Brief: In this exercise, reproduce all the entries that follow exactly.
* BEGIN Extracted entries *
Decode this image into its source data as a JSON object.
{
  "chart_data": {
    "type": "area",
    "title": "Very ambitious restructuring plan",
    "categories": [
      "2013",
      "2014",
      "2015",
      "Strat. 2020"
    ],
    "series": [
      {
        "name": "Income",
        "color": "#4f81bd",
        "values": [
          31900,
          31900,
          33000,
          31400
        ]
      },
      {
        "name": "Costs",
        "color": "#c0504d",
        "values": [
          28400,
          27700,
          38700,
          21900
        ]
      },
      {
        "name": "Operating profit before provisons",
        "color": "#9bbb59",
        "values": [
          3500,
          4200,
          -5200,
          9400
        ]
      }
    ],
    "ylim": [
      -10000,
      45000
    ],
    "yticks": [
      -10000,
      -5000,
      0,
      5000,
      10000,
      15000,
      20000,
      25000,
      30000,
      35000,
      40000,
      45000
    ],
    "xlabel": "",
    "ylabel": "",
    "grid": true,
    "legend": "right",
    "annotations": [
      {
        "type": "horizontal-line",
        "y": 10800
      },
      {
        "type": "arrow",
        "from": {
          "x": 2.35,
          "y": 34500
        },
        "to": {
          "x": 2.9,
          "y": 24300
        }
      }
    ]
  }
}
* END Extracted entries *
Response to the task:
Decode this image into its source data as a JSON object.
{
  "chart_data": {
    "type": "area",
    "title": "Very ambitious restructuring plan",
    "categories": [
      "2013",
      "2014",
      "2015",
      "Strat. 2020"
    ],
    "series": [
      {
        "name": "Income",
        "color": "#4f81bd",
        "values": [
          31900,
          31900,
          33000,
          31400
        ]
      },
      {
        "name": "Costs",
        "color": "#c0504d",
        "values": [
          28400,
          27700,
          38700,
          21900
        ]
      },
      {
        "name": "Operating profit before provisons",
        "color": "#9bbb59",
        "values": [
          3500,
          4200,
          -5200,
          9400
        ]
      }
    ],
    "ylim": [
      -10000,
      45000
    ],
    "yticks": [
      -10000,
      -5000,
      0,
      5000,
      10000,
      15000,
      20000,
      25000,
      30000,
      35000,
      40000,
      45000
    ],
    "xlabel": "",
    "ylabel": "",
    "grid": true,
    "legend": "right",
    "annotations": [
      {
        "type": "horizontal-line",
        "y": 10800
      },
      {
        "type": "arrow",
        "from": {
          "x": 2.35,
          "y": 34500
        },
        "to": {
          "x": 2.9,
          "y": 24300
        }
      }
    ]
  }
}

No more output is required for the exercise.